Exercise task: Go through the entries below and copy each line containing the word "What".

=== Dataset records ===

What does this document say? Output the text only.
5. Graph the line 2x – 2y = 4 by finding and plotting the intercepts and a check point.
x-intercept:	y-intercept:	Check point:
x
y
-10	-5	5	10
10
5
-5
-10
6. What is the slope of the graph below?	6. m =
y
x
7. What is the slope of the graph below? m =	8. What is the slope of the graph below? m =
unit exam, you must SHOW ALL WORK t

===
=== Dataset records ===

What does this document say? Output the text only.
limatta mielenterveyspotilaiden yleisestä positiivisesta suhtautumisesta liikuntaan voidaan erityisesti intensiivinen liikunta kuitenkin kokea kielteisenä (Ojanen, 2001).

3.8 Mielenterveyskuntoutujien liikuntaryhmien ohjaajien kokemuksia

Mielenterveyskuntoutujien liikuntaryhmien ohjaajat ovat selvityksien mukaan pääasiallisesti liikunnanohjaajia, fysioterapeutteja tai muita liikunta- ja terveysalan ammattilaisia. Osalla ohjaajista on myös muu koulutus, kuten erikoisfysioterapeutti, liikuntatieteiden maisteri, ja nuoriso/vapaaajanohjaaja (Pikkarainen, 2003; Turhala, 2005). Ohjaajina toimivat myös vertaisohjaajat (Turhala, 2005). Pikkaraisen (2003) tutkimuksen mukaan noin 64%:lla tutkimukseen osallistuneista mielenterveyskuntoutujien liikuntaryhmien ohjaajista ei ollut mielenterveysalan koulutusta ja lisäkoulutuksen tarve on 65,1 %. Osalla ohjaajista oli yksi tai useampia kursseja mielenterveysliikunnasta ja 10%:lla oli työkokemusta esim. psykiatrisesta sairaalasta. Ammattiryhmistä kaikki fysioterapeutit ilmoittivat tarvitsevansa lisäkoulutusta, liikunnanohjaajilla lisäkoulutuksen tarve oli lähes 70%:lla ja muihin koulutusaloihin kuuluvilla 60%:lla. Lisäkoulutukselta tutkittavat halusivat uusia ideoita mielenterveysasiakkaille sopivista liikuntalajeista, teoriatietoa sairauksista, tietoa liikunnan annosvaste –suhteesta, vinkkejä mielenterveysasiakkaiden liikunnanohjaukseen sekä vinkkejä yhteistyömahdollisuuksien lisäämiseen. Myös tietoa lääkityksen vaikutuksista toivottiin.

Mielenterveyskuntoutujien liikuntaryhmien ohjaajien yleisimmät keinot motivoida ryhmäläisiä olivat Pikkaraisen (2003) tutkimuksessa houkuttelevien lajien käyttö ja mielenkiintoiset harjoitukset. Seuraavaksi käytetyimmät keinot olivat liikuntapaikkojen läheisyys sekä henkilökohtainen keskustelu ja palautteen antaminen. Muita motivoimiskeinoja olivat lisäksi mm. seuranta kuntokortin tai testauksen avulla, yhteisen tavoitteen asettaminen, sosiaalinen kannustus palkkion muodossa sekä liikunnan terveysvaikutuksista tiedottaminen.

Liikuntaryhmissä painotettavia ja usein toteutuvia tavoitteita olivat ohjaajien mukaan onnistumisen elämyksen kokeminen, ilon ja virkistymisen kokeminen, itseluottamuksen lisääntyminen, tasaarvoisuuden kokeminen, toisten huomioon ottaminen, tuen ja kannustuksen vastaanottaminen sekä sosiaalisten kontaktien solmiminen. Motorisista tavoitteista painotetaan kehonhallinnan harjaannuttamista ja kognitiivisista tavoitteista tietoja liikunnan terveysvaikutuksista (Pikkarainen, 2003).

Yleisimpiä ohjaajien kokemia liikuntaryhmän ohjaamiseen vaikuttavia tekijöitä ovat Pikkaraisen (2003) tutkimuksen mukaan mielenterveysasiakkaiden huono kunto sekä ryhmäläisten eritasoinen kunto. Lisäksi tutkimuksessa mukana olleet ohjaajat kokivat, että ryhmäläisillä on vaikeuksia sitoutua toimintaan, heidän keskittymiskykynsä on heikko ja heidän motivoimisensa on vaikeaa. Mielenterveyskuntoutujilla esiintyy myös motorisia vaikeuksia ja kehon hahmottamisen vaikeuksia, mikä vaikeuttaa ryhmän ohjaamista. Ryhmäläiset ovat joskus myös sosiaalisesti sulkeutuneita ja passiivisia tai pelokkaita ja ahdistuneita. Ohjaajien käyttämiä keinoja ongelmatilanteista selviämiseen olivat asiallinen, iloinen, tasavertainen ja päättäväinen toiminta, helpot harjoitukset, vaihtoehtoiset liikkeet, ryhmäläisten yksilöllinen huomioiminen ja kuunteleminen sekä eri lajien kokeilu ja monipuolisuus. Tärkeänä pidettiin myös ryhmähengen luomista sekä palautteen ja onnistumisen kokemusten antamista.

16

===

The result:
What does this document say? Output the text only.
6. What is the slope of the graph below?	6. m =
7. What is the slope of the graph below? m =	8. What is the slope of the graph below? m =
What does this document say? Output the text only.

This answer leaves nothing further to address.